# Work required
Tally the lines in these records that hold the string "correlation", and reply with the number alone.

[Items from a dataset]
::::
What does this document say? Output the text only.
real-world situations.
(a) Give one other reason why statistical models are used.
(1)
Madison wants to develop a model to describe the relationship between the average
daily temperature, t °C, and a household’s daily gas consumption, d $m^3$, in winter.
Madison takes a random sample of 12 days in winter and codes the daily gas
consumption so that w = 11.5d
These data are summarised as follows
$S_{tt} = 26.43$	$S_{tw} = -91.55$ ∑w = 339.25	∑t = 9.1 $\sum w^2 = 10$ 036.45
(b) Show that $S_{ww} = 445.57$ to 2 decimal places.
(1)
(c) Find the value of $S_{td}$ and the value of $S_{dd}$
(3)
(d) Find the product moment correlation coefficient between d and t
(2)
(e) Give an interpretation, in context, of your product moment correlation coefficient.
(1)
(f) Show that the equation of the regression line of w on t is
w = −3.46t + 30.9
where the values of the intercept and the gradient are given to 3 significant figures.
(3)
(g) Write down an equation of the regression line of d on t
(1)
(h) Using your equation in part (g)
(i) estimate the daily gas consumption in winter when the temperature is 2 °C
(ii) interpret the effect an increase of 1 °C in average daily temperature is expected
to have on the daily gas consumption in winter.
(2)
::::
# Expected answer
2